Saved entries
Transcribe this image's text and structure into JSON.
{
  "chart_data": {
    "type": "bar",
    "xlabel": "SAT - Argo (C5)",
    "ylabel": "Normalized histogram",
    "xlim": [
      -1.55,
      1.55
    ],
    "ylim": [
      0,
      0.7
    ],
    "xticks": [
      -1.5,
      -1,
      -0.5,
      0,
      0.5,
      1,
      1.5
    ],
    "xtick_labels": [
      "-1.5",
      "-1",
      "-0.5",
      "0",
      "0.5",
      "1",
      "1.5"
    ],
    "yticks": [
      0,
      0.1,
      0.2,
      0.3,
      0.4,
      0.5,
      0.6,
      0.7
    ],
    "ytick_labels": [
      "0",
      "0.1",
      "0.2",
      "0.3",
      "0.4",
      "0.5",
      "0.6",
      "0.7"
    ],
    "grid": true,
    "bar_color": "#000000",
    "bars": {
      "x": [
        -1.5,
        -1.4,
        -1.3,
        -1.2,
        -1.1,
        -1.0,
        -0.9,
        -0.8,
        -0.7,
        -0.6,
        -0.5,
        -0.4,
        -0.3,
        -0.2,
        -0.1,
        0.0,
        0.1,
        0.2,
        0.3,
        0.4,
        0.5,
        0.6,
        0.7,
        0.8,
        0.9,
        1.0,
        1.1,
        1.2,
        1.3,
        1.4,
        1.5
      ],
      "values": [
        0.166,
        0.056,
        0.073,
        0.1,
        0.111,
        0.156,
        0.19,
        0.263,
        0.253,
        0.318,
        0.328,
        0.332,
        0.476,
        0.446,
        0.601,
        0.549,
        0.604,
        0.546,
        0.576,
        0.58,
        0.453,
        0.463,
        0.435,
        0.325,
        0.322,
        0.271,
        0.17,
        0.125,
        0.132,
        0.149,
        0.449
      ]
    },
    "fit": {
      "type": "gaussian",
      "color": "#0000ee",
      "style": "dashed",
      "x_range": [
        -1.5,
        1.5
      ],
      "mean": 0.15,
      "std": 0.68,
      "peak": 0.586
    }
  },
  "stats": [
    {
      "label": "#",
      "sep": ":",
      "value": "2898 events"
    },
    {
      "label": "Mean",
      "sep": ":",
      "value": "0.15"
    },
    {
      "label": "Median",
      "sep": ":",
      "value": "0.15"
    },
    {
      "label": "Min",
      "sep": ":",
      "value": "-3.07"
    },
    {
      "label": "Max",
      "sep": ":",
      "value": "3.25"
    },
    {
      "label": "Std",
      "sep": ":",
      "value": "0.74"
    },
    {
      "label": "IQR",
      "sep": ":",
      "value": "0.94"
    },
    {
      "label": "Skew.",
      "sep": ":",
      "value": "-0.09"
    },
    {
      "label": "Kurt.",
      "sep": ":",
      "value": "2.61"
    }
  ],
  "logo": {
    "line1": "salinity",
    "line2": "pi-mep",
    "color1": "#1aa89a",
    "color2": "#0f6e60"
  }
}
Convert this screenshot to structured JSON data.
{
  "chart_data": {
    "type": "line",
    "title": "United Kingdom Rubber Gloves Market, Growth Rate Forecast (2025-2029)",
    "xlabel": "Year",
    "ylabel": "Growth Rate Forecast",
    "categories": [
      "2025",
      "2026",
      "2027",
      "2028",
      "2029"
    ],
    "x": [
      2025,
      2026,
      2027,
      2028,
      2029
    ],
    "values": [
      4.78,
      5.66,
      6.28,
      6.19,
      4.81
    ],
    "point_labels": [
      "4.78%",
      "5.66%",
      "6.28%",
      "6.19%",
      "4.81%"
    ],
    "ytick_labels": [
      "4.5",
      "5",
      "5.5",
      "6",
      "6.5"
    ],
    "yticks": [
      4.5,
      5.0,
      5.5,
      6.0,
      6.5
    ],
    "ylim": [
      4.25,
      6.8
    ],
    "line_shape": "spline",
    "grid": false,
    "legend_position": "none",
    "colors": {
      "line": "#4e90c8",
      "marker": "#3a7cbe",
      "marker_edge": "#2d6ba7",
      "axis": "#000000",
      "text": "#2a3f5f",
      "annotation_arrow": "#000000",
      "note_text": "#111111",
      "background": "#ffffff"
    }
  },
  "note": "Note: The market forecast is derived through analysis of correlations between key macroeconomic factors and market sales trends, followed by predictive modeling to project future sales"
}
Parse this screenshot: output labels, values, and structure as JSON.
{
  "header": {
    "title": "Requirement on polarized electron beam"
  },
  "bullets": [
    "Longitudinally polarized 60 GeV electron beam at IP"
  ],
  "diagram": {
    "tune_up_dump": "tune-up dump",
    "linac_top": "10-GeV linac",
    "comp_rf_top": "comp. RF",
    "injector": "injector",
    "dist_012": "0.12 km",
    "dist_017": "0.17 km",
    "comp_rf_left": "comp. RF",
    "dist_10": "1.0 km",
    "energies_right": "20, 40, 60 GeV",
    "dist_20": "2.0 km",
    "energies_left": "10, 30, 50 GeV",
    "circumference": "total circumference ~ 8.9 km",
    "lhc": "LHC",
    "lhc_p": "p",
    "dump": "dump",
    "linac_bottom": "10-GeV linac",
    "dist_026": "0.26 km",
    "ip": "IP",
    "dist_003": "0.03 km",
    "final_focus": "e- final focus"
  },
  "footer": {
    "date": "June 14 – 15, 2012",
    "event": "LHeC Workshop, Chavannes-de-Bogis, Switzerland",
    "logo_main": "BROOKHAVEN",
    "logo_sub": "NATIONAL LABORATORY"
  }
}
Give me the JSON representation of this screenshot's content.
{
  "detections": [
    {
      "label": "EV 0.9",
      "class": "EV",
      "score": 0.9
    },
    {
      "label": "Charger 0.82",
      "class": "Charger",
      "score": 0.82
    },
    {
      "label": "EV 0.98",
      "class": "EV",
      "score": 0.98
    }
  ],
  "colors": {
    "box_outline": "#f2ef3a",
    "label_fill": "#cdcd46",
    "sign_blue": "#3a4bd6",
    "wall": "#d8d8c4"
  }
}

Task statement
Determine how many lines of the listing hold the word "polarized" and reply with that figure alone.

Exercise solution
2